Your instructions
Locate the lines of the listing below that hold "icon", then copy each of them.
━━━━━ Exercise materials
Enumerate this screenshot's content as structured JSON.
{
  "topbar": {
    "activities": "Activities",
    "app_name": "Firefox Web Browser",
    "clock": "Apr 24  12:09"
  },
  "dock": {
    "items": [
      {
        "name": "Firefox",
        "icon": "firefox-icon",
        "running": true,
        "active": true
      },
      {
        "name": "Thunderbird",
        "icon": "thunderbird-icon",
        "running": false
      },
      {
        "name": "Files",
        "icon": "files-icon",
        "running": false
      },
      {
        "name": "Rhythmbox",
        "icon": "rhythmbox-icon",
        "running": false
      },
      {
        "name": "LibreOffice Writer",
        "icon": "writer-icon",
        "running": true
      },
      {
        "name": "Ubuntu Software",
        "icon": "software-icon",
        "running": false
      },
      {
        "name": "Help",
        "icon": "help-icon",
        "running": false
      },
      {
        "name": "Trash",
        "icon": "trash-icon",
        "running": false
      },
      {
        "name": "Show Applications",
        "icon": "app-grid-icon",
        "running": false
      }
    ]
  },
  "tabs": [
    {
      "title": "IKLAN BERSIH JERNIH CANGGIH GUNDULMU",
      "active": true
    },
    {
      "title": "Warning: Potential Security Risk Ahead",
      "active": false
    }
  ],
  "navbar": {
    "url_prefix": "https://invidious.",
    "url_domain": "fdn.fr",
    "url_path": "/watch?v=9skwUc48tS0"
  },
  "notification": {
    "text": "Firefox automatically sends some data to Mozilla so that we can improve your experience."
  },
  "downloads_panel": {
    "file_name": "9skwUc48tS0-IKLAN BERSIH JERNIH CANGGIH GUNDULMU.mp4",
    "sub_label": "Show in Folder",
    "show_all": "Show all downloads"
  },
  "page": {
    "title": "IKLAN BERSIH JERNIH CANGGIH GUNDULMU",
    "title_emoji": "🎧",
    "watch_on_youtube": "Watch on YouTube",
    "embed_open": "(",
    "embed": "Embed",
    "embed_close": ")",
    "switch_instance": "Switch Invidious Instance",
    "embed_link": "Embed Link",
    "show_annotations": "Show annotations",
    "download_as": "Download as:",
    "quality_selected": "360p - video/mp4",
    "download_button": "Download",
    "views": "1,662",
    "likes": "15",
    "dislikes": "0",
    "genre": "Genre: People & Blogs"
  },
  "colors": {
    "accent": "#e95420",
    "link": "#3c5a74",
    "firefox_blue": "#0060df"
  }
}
━━━━━━━━━━
Written answer
        "icon": "firefox-icon",
        "icon": "thunderbird-icon",
        "icon": "files-icon",
        "icon": "rhythmbox-icon",
        "icon": "writer-icon",
        "icon": "software-icon",
        "icon": "help-icon",
        "icon": "trash-icon",
        "icon": "app-grid-icon",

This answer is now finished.